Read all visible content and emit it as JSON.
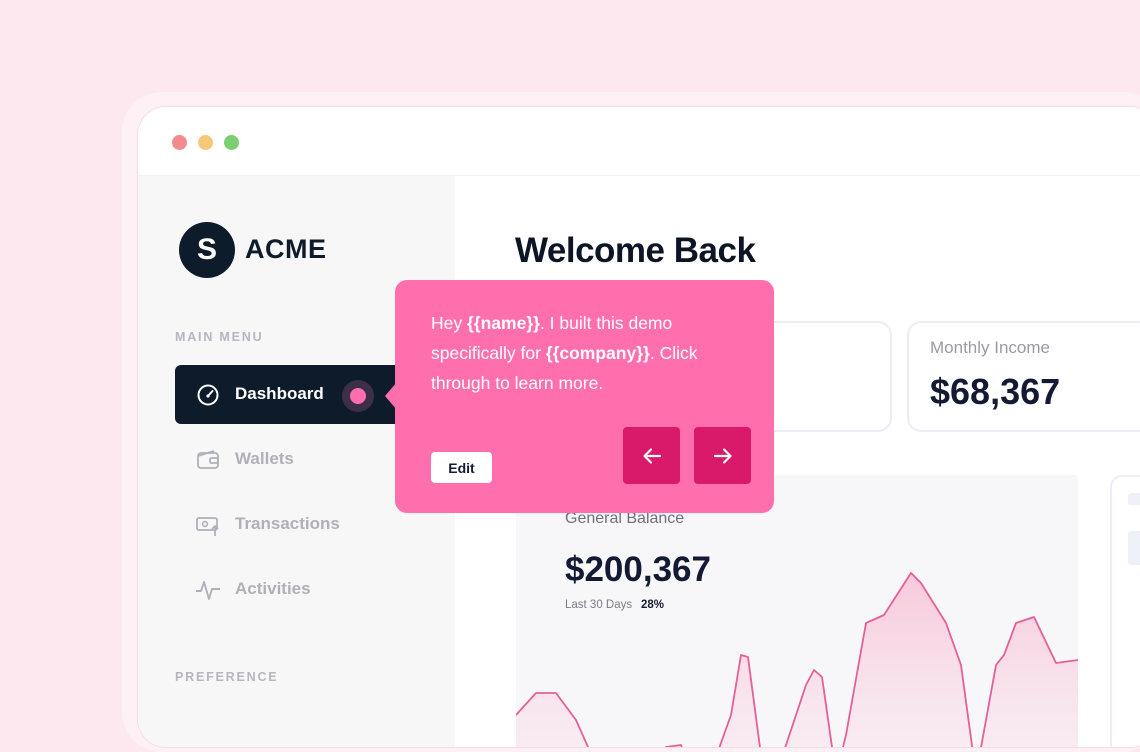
{
  "window": {
    "controls": [
      "close",
      "minimize",
      "maximize"
    ]
  },
  "sidebar": {
    "logo_letter": "S",
    "logo_text": "ACME",
    "main_menu_heading": "MAIN MENU",
    "items": [
      {
        "label": "Dashboard",
        "icon": "gauge-icon",
        "active": true
      },
      {
        "label": "Wallets",
        "icon": "wallet-icon",
        "active": false
      },
      {
        "label": "Transactions",
        "icon": "transactions-icon",
        "active": false
      },
      {
        "label": "Activities",
        "icon": "activity-icon",
        "active": false
      }
    ],
    "preference_heading": "PREFERENCE"
  },
  "main": {
    "title": "Welcome Back",
    "cards": [
      {
        "label": "Monthly Income",
        "value": "$68,367"
      }
    ],
    "balance": {
      "label": "General Balance",
      "value": "$200,367",
      "period": "Last 30 Days",
      "change": "28%"
    }
  },
  "tooltip": {
    "line_intro": "Hey ",
    "name_var": "{{name}}",
    "line_mid": ". I built this demo specifically for ",
    "company_var": "{{company}}",
    "line_end": ". Click through to learn more.",
    "edit_label": "Edit",
    "prev_icon": "arrow-left-icon",
    "next_icon": "arrow-right-icon"
  },
  "colors": {
    "accent": "#ff6fae",
    "accent_dark": "#d9196a",
    "navy": "#0d1b2a",
    "background": "#fde8f0"
  }
}
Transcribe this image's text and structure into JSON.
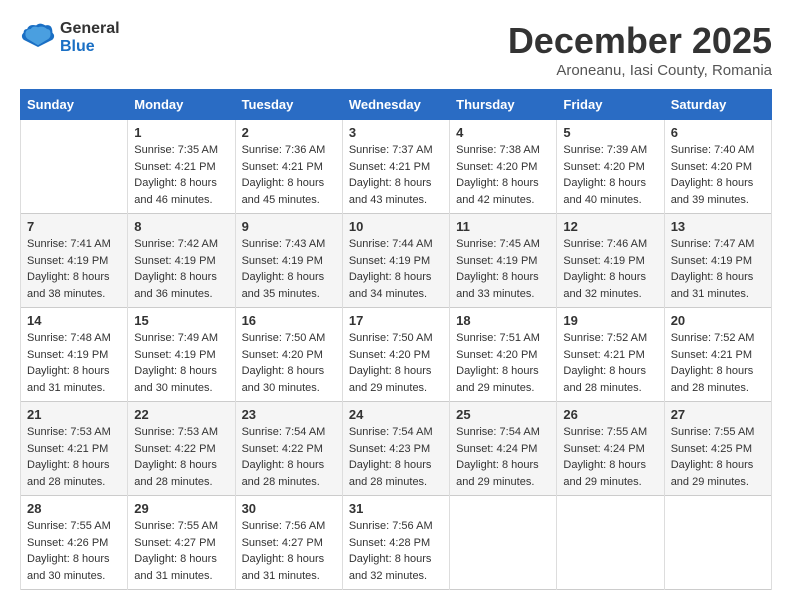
{
  "logo": {
    "line1": "General",
    "line2": "Blue"
  },
  "title": "December 2025",
  "location": "Aroneanu, Iasi County, Romania",
  "days_of_week": [
    "Sunday",
    "Monday",
    "Tuesday",
    "Wednesday",
    "Thursday",
    "Friday",
    "Saturday"
  ],
  "weeks": [
    [
      {
        "day": "",
        "sunrise": "",
        "sunset": "",
        "daylight": ""
      },
      {
        "day": "1",
        "sunrise": "7:35 AM",
        "sunset": "4:21 PM",
        "daylight": "8 hours and 46 minutes."
      },
      {
        "day": "2",
        "sunrise": "7:36 AM",
        "sunset": "4:21 PM",
        "daylight": "8 hours and 45 minutes."
      },
      {
        "day": "3",
        "sunrise": "7:37 AM",
        "sunset": "4:21 PM",
        "daylight": "8 hours and 43 minutes."
      },
      {
        "day": "4",
        "sunrise": "7:38 AM",
        "sunset": "4:20 PM",
        "daylight": "8 hours and 42 minutes."
      },
      {
        "day": "5",
        "sunrise": "7:39 AM",
        "sunset": "4:20 PM",
        "daylight": "8 hours and 40 minutes."
      },
      {
        "day": "6",
        "sunrise": "7:40 AM",
        "sunset": "4:20 PM",
        "daylight": "8 hours and 39 minutes."
      }
    ],
    [
      {
        "day": "7",
        "sunrise": "7:41 AM",
        "sunset": "4:19 PM",
        "daylight": "8 hours and 38 minutes."
      },
      {
        "day": "8",
        "sunrise": "7:42 AM",
        "sunset": "4:19 PM",
        "daylight": "8 hours and 36 minutes."
      },
      {
        "day": "9",
        "sunrise": "7:43 AM",
        "sunset": "4:19 PM",
        "daylight": "8 hours and 35 minutes."
      },
      {
        "day": "10",
        "sunrise": "7:44 AM",
        "sunset": "4:19 PM",
        "daylight": "8 hours and 34 minutes."
      },
      {
        "day": "11",
        "sunrise": "7:45 AM",
        "sunset": "4:19 PM",
        "daylight": "8 hours and 33 minutes."
      },
      {
        "day": "12",
        "sunrise": "7:46 AM",
        "sunset": "4:19 PM",
        "daylight": "8 hours and 32 minutes."
      },
      {
        "day": "13",
        "sunrise": "7:47 AM",
        "sunset": "4:19 PM",
        "daylight": "8 hours and 31 minutes."
      }
    ],
    [
      {
        "day": "14",
        "sunrise": "7:48 AM",
        "sunset": "4:19 PM",
        "daylight": "8 hours and 31 minutes."
      },
      {
        "day": "15",
        "sunrise": "7:49 AM",
        "sunset": "4:19 PM",
        "daylight": "8 hours and 30 minutes."
      },
      {
        "day": "16",
        "sunrise": "7:50 AM",
        "sunset": "4:20 PM",
        "daylight": "8 hours and 30 minutes."
      },
      {
        "day": "17",
        "sunrise": "7:50 AM",
        "sunset": "4:20 PM",
        "daylight": "8 hours and 29 minutes."
      },
      {
        "day": "18",
        "sunrise": "7:51 AM",
        "sunset": "4:20 PM",
        "daylight": "8 hours and 29 minutes."
      },
      {
        "day": "19",
        "sunrise": "7:52 AM",
        "sunset": "4:21 PM",
        "daylight": "8 hours and 28 minutes."
      },
      {
        "day": "20",
        "sunrise": "7:52 AM",
        "sunset": "4:21 PM",
        "daylight": "8 hours and 28 minutes."
      }
    ],
    [
      {
        "day": "21",
        "sunrise": "7:53 AM",
        "sunset": "4:21 PM",
        "daylight": "8 hours and 28 minutes."
      },
      {
        "day": "22",
        "sunrise": "7:53 AM",
        "sunset": "4:22 PM",
        "daylight": "8 hours and 28 minutes."
      },
      {
        "day": "23",
        "sunrise": "7:54 AM",
        "sunset": "4:22 PM",
        "daylight": "8 hours and 28 minutes."
      },
      {
        "day": "24",
        "sunrise": "7:54 AM",
        "sunset": "4:23 PM",
        "daylight": "8 hours and 28 minutes."
      },
      {
        "day": "25",
        "sunrise": "7:54 AM",
        "sunset": "4:24 PM",
        "daylight": "8 hours and 29 minutes."
      },
      {
        "day": "26",
        "sunrise": "7:55 AM",
        "sunset": "4:24 PM",
        "daylight": "8 hours and 29 minutes."
      },
      {
        "day": "27",
        "sunrise": "7:55 AM",
        "sunset": "4:25 PM",
        "daylight": "8 hours and 29 minutes."
      }
    ],
    [
      {
        "day": "28",
        "sunrise": "7:55 AM",
        "sunset": "4:26 PM",
        "daylight": "8 hours and 30 minutes."
      },
      {
        "day": "29",
        "sunrise": "7:55 AM",
        "sunset": "4:27 PM",
        "daylight": "8 hours and 31 minutes."
      },
      {
        "day": "30",
        "sunrise": "7:56 AM",
        "sunset": "4:27 PM",
        "daylight": "8 hours and 31 minutes."
      },
      {
        "day": "31",
        "sunrise": "7:56 AM",
        "sunset": "4:28 PM",
        "daylight": "8 hours and 32 minutes."
      },
      {
        "day": "",
        "sunrise": "",
        "sunset": "",
        "daylight": ""
      },
      {
        "day": "",
        "sunrise": "",
        "sunset": "",
        "daylight": ""
      },
      {
        "day": "",
        "sunrise": "",
        "sunset": "",
        "daylight": ""
      }
    ]
  ]
}
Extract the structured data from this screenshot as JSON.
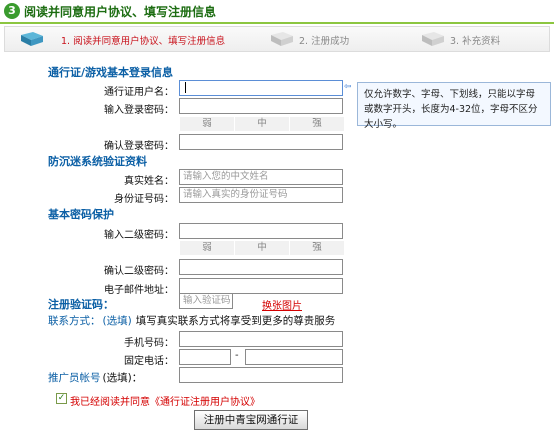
{
  "header": {
    "title": "阅读并同意用户协议、填写注册信息",
    "icon_text": "3"
  },
  "steps": [
    {
      "label": "1. 阅读并同意用户协议、填写注册信息",
      "active": true
    },
    {
      "label": "2. 注册成功",
      "active": false
    },
    {
      "label": "3. 补充资料",
      "active": false
    }
  ],
  "sections": {
    "login": "通行证/游戏基本登录信息",
    "anti": "防沉迷系统验证资料",
    "protect": "基本密码保护",
    "captcha": "注册验证码：",
    "contact_title": "联系方式：",
    "contact_optional": "(选填)",
    "contact_desc": "填写真实联系方式将享受到更多的尊贵服务",
    "promoter_title": "推广员帐号",
    "promoter_optional": "(选填)："
  },
  "fields": {
    "username_label": "通行证用户名：",
    "password_label": "输入登录密码：",
    "confirm_password_label": "确认登录密码：",
    "realname_label": "真实姓名：",
    "realname_placeholder": "请输入您的中文姓名",
    "idcard_label": "身份证号码：",
    "idcard_placeholder": "请输入真实的身份证号码",
    "password2_label": "输入二级密码：",
    "confirm_password2_label": "确认二级密码：",
    "email_label": "电子邮件地址：",
    "captcha_placeholder": "输入验证码",
    "refresh_label": "换张图片",
    "mobile_label": "手机号码：",
    "phone_label": "固定电话：",
    "phone_dash": "-"
  },
  "strength": [
    "弱",
    "中",
    "强"
  ],
  "tip": "仅允许数字、字母、下划线，只能以字母或数字开头，长度为4-32位，字母不区分大小写。",
  "agree": {
    "checked": true,
    "text": "我已经阅读并同意《通行证注册用户协议》"
  },
  "submit_label": "注册中青宝网通行证",
  "colors": {
    "header_green": "#1d6d12",
    "section_blue": "#0b5fa5",
    "link_red": "#d40000",
    "step_active": "#c8101a"
  }
}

────────

#### Short task:
Of all the lines above, how many contain the word "General"? Answer with only the number.

#### Problem solution:
2